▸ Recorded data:
>> Start

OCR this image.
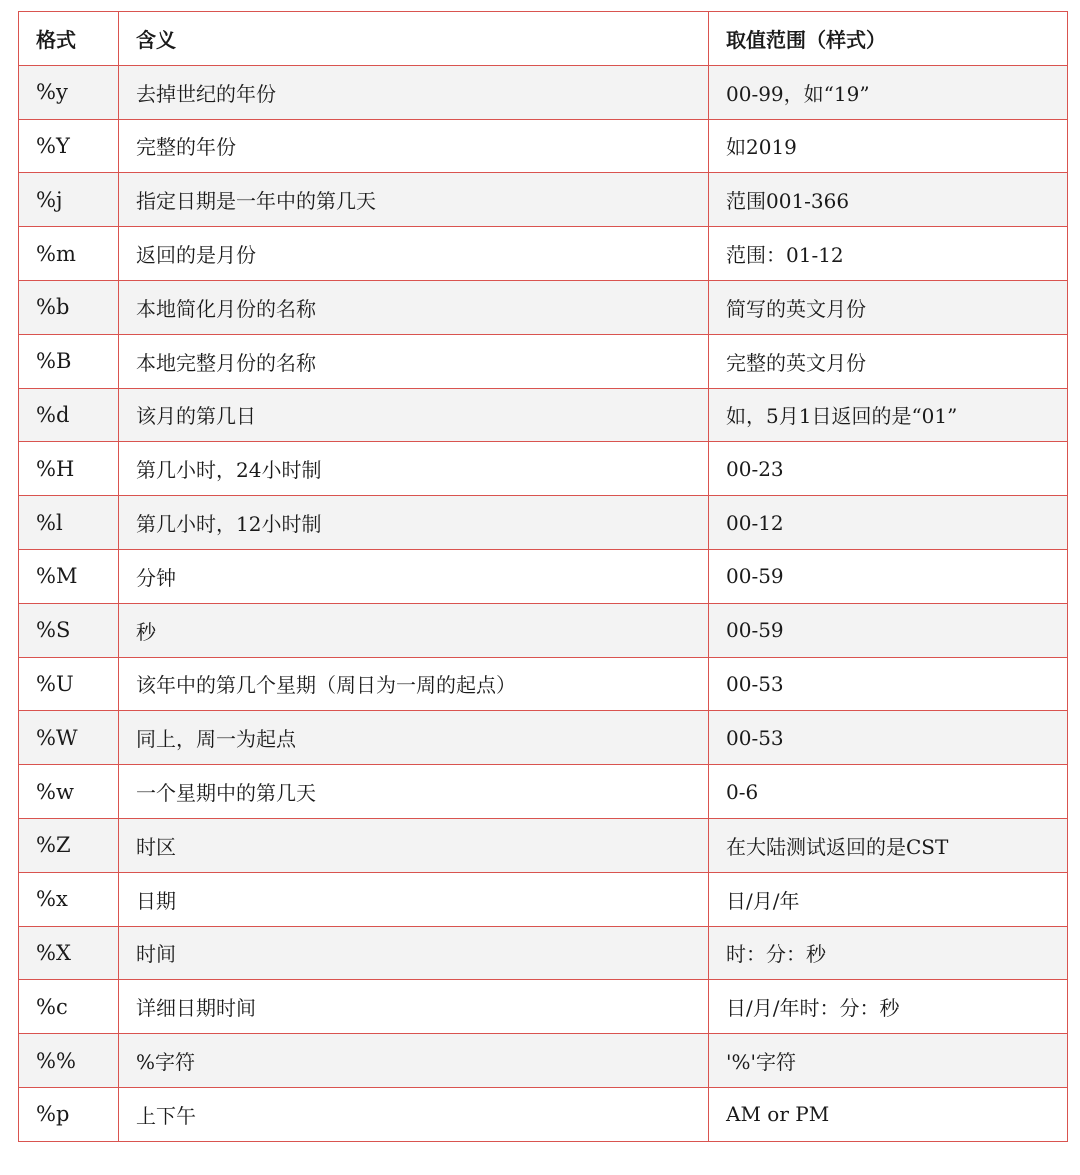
格式	含义	取值范围（样式）
%y	去掉世纪的年份	00-99，如“19”
%Y	完整的年份	如2019
%j	指定日期是一年中的第几天	范围001-366
%m	返回的是月份	范围：01-12
%b	本地简化月份的名称	简写的英文月份
%B	本地完整月份的名称	完整的英文月份
%d	该月的第几日	如，5月1日返回的是“01”
%H	第几小时，24小时制	00-23
%l	第几小时，12小时制	00-12
%M	分钟	00-59
%S	秒	00-59
%U	该年中的第几个星期（周日为一周的起点）	00-53
%W	同上，周一为起点	00-53
%w	一个星期中的第几天	0-6
%Z	时区	在大陆测试返回的是CST
%x	日期	日/月/年
%X	时间	时：分：秒
%c	详细日期时间	日/月/年时：分：秒
%%	%字符	'%'字符
%p	上下午	AM or PM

>> End

▸ GOAL OF THE EXERCISE: Output every entry word for word, but omit the pictures.

▸ PROBLEM SOLUTION:
OCR this image.
格式	含义	取值范围（样式）
%y	去掉世纪的年份	00-99，如“19”
%Y	完整的年份	如2019
%j	指定日期是一年中的第几天	范围001-366
%m	返回的是月份	范围：01-12
%b	本地简化月份的名称	简写的英文月份
%B	本地完整月份的名称	完整的英文月份
%d	该月的第几日	如，5月1日返回的是“01”
%H	第几小时，24小时制	00-23
%l	第几小时，12小时制	00-12
%M	分钟	00-59
%S	秒	00-59
%U	该年中的第几个星期（周日为一周的起点）	00-53
%W	同上，周一为起点	00-53
%w	一个星期中的第几天	0-6
%Z	时区	在大陆测试返回的是CST
%x	日期	日/月/年
%X	时间	时：分：秒
%c	详细日期时间	日/月/年时：分：秒
%%	%字符	'%'字符
%p	上下午	AM or PM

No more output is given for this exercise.